GIVEN DATA:
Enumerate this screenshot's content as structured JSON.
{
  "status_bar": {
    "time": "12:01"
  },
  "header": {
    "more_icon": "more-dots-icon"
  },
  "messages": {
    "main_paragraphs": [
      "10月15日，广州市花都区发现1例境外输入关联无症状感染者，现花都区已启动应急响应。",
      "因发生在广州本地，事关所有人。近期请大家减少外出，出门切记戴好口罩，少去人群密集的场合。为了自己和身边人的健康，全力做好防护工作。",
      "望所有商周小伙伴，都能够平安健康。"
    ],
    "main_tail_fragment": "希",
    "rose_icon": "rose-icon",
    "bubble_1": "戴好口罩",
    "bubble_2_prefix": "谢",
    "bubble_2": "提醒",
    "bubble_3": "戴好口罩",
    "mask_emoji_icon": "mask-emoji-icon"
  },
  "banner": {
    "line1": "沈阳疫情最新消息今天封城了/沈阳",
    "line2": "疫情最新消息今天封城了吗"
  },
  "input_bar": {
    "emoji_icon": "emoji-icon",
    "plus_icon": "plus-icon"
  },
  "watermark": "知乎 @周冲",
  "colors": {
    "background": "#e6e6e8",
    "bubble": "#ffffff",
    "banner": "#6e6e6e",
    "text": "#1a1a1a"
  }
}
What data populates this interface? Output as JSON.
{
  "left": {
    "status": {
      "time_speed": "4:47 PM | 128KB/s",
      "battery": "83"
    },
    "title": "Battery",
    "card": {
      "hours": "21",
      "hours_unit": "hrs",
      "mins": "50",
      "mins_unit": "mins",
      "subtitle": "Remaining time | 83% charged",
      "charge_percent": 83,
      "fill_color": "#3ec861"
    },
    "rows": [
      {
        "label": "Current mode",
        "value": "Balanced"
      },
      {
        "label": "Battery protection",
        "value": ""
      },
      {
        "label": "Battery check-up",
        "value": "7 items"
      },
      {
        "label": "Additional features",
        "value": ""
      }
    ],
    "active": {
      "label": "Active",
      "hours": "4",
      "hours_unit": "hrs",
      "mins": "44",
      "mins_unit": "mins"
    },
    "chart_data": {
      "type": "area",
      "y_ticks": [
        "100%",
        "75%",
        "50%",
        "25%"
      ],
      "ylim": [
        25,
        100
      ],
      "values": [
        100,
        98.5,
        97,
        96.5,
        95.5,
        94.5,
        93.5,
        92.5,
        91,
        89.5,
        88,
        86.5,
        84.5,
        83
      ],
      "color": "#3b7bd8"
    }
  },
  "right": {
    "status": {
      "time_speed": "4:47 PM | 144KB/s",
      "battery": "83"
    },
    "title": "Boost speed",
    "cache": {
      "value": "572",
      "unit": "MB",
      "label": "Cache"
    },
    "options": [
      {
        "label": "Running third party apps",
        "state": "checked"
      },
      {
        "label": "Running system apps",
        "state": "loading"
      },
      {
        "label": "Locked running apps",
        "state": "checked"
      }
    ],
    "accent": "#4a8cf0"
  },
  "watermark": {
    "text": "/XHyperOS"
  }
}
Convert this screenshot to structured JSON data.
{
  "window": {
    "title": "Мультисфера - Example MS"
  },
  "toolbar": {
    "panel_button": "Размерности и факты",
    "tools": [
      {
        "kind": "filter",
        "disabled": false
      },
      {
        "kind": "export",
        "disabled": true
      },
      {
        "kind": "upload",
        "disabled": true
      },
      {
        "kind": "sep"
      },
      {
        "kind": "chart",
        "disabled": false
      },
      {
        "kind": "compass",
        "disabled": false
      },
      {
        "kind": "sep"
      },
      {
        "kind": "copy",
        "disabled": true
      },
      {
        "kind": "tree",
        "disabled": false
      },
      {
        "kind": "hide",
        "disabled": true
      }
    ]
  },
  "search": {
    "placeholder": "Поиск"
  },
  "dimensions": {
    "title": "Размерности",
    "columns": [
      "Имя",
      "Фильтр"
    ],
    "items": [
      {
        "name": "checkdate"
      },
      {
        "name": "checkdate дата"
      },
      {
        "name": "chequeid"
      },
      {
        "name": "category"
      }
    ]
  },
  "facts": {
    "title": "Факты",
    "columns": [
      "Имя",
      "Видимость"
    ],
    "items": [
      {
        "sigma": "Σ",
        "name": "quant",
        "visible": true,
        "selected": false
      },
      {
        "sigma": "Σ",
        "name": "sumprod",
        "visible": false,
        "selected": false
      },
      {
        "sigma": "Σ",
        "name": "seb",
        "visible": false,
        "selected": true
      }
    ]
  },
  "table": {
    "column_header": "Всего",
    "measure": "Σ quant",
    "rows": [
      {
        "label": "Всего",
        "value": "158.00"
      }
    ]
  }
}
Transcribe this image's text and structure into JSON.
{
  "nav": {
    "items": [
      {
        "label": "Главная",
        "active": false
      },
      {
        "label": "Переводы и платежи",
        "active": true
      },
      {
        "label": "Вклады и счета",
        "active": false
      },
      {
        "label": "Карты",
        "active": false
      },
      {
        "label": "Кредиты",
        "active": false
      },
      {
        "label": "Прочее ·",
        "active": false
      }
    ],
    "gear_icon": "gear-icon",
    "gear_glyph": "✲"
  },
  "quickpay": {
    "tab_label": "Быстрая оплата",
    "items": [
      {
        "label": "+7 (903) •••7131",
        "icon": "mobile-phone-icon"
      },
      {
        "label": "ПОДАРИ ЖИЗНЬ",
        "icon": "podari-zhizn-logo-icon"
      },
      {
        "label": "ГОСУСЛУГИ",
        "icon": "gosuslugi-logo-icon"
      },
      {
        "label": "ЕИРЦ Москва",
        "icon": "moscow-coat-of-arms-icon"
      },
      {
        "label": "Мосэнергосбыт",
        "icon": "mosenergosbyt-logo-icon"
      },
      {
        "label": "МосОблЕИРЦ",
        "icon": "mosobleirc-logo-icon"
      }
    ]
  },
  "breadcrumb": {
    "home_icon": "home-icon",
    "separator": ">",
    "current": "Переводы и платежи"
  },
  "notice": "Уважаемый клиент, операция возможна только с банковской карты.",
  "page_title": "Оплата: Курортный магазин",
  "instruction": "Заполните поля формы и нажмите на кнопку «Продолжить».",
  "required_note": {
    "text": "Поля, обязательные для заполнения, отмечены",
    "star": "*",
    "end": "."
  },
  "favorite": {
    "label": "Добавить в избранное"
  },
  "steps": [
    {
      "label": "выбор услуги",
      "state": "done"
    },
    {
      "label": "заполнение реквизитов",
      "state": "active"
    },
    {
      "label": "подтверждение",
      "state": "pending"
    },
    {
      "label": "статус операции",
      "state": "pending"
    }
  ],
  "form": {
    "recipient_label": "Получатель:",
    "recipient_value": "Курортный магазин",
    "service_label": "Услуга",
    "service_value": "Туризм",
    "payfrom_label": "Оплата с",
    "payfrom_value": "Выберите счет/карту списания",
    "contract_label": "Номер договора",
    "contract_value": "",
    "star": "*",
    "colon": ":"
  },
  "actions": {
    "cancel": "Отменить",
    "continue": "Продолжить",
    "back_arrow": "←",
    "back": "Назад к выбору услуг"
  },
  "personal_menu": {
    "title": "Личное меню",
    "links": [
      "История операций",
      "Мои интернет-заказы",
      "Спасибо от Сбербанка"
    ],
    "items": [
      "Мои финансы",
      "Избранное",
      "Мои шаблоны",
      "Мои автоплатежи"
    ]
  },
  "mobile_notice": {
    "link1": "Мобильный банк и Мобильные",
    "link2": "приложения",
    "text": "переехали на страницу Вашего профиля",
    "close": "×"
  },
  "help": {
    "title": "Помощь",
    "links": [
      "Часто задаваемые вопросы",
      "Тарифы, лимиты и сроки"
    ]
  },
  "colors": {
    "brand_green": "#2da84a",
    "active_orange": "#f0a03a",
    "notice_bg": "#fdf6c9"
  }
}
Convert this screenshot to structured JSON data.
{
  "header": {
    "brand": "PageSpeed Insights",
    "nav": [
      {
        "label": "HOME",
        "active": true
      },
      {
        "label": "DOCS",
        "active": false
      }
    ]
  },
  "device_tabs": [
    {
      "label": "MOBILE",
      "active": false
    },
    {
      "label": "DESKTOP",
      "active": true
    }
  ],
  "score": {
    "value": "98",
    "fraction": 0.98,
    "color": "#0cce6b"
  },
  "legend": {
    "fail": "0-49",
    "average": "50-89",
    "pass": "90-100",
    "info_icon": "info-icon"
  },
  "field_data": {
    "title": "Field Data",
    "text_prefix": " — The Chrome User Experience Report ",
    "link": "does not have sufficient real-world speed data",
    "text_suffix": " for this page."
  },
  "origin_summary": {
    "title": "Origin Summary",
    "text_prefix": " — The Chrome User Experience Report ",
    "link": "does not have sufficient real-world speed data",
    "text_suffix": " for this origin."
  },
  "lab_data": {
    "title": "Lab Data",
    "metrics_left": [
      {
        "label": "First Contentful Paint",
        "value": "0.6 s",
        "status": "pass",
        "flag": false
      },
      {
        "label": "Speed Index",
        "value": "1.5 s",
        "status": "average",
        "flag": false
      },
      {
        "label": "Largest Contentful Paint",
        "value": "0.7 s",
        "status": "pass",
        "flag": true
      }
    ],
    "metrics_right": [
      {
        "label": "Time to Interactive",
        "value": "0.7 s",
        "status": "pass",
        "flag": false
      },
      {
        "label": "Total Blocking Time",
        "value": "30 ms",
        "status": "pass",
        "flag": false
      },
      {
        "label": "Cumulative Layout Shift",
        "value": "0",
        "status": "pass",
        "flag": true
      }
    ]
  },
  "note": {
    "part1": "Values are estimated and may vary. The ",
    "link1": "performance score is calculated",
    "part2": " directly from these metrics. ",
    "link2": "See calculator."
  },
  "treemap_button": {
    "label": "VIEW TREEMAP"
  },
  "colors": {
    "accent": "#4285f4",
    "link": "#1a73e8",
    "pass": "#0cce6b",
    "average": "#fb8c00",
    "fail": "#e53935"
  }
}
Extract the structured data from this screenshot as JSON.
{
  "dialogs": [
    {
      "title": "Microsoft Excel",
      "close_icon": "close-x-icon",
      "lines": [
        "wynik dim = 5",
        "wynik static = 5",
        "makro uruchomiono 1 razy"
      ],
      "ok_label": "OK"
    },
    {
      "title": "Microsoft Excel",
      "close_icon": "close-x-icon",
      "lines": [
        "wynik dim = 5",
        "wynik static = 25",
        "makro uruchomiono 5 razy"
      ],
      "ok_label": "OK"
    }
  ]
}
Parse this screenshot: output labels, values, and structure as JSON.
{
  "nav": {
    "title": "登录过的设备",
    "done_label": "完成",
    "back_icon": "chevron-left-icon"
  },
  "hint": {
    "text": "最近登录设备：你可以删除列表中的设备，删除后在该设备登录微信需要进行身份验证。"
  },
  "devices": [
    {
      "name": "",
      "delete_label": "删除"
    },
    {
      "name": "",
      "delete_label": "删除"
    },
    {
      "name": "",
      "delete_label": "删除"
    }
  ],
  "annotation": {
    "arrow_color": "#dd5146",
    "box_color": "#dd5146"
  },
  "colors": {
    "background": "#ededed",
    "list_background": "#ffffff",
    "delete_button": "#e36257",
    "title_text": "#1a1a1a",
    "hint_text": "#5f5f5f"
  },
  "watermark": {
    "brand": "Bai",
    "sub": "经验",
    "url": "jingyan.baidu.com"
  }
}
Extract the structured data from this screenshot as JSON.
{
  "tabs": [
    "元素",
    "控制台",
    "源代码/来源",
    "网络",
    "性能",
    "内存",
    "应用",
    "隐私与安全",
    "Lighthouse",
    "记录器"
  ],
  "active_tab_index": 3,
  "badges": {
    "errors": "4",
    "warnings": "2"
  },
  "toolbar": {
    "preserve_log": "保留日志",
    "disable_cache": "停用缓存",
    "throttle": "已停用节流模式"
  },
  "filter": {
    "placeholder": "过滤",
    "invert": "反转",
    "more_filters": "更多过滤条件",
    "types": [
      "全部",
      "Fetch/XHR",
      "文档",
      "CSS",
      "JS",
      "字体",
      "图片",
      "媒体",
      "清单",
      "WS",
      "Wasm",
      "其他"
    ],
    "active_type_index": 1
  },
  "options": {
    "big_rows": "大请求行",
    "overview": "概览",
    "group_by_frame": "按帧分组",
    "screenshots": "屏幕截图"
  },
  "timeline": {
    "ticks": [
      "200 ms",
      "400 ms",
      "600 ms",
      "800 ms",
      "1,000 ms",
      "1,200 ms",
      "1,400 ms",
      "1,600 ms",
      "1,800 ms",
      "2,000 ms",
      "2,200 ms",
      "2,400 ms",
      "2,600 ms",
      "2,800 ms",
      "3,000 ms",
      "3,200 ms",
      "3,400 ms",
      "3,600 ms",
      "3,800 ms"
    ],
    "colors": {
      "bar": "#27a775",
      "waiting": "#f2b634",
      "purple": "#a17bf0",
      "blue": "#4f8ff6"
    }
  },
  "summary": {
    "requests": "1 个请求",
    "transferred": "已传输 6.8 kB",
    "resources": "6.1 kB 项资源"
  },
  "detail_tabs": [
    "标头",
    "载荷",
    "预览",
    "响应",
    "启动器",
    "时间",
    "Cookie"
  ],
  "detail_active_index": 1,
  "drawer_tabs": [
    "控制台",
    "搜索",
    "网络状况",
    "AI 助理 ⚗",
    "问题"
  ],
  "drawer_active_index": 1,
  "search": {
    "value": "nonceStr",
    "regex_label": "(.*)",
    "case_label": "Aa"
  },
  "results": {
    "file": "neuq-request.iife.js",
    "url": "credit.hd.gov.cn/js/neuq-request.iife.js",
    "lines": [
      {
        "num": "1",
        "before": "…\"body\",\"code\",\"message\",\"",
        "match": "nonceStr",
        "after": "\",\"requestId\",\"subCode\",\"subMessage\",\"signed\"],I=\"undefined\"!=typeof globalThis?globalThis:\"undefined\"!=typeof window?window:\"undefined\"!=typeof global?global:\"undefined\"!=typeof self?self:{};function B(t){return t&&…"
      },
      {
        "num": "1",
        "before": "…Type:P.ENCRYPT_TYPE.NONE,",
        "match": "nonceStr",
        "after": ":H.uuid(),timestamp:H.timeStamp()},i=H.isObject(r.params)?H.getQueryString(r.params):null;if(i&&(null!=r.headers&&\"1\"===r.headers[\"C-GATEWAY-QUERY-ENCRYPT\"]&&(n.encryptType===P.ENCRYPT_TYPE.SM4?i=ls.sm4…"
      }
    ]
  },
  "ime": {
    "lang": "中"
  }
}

WHAT IS BEING ASKED: Pick out every line holding the string "makro" and return it.

SOLUTION:
        "makro uruchomiono 1 razy"
        "makro uruchomiono 5 razy"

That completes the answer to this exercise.